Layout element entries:
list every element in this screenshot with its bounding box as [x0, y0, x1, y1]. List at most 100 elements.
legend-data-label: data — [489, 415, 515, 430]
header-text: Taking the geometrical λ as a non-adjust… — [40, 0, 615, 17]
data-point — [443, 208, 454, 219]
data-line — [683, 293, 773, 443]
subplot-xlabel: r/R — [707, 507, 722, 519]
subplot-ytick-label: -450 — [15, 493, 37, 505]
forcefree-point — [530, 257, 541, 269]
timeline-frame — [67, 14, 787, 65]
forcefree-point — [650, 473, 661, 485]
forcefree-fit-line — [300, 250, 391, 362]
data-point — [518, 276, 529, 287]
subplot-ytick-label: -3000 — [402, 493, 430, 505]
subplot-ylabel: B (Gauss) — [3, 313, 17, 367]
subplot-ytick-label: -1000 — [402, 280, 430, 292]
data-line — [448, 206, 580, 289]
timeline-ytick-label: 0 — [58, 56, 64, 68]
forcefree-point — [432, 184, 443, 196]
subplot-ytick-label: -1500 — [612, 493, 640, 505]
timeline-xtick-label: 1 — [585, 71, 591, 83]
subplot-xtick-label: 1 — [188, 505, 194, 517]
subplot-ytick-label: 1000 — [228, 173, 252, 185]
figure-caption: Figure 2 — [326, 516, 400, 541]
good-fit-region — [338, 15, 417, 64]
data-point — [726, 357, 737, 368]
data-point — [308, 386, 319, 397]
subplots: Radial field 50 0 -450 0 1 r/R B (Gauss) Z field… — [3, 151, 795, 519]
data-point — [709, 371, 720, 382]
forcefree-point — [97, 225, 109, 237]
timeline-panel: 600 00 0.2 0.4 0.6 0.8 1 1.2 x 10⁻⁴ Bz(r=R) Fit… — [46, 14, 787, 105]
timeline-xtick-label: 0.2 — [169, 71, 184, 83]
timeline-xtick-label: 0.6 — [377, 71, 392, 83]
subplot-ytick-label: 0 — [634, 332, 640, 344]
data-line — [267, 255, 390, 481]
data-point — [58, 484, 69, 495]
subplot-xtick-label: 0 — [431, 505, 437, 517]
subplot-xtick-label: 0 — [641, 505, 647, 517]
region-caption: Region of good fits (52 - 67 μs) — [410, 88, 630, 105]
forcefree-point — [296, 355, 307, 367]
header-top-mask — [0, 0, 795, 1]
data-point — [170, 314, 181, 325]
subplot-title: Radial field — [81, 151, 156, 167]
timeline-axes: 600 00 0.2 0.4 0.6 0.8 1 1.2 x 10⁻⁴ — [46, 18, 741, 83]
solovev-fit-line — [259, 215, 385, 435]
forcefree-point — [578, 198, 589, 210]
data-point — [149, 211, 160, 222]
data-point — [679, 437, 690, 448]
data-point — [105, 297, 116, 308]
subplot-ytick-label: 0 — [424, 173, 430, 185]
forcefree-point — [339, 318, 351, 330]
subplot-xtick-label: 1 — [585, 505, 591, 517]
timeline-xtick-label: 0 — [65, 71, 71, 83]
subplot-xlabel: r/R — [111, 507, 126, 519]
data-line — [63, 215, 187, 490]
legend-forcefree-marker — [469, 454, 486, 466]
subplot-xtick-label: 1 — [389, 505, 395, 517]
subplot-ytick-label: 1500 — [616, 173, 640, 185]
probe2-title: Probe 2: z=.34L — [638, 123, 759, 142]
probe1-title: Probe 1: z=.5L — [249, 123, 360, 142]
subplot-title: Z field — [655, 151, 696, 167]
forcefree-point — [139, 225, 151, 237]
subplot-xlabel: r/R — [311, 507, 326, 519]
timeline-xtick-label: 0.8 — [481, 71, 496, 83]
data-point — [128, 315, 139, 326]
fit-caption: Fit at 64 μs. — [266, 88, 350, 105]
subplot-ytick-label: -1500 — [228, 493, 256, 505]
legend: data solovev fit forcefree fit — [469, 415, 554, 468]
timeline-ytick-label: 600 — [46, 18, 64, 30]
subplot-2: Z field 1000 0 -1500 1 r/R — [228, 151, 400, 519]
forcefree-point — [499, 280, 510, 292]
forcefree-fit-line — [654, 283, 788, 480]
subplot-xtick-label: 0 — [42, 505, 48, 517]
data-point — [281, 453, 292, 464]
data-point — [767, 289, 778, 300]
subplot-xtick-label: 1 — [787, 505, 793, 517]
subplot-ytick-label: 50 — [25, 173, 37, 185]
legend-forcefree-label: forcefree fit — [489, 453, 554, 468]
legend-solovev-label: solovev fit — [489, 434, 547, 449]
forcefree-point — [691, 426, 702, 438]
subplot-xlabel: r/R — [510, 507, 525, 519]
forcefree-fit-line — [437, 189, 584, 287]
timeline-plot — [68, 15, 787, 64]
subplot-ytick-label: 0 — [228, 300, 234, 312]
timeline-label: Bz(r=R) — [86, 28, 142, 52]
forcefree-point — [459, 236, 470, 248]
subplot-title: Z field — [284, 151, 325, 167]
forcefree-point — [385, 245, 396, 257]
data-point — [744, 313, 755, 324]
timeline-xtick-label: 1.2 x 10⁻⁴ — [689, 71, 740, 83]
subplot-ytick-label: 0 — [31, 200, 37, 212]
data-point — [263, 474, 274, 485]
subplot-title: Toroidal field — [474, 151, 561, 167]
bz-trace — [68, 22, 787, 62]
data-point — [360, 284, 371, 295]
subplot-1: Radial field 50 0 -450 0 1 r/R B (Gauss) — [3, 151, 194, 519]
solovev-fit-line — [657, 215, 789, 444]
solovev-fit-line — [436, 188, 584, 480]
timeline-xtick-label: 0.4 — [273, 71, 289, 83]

Prompt: Rewrite every line of the records from the start down through the line containing "timeline-ytick-label: 0 — [58, 56, 64, 68]", switching "forcefree-point" to "force-free-point" and leaving everything else as it is.

Worked answer:
list every element in this screenshot with its bounding box as [x0, y0, x1, y1]. List at most 100 elements.
legend-data-label: data — [489, 415, 515, 430]
header-text: Taking the geometrical λ as a non-adjust… — [40, 0, 615, 17]
data-point — [443, 208, 454, 219]
data-line — [683, 293, 773, 443]
subplot-xlabel: r/R — [707, 507, 722, 519]
subplot-ytick-label: -450 — [15, 493, 37, 505]
force-free-point — [530, 257, 541, 269]
timeline-frame — [67, 14, 787, 65]
force-free-point — [650, 473, 661, 485]
forcefree-fit-line — [300, 250, 391, 362]
data-point — [518, 276, 529, 287]
subplot-ytick-label: -3000 — [402, 493, 430, 505]
subplot-ylabel: B (Gauss) — [3, 313, 17, 367]
subplot-ytick-label: -1000 — [402, 280, 430, 292]
data-line — [448, 206, 580, 289]
timeline-ytick-label: 0 — [58, 56, 64, 68]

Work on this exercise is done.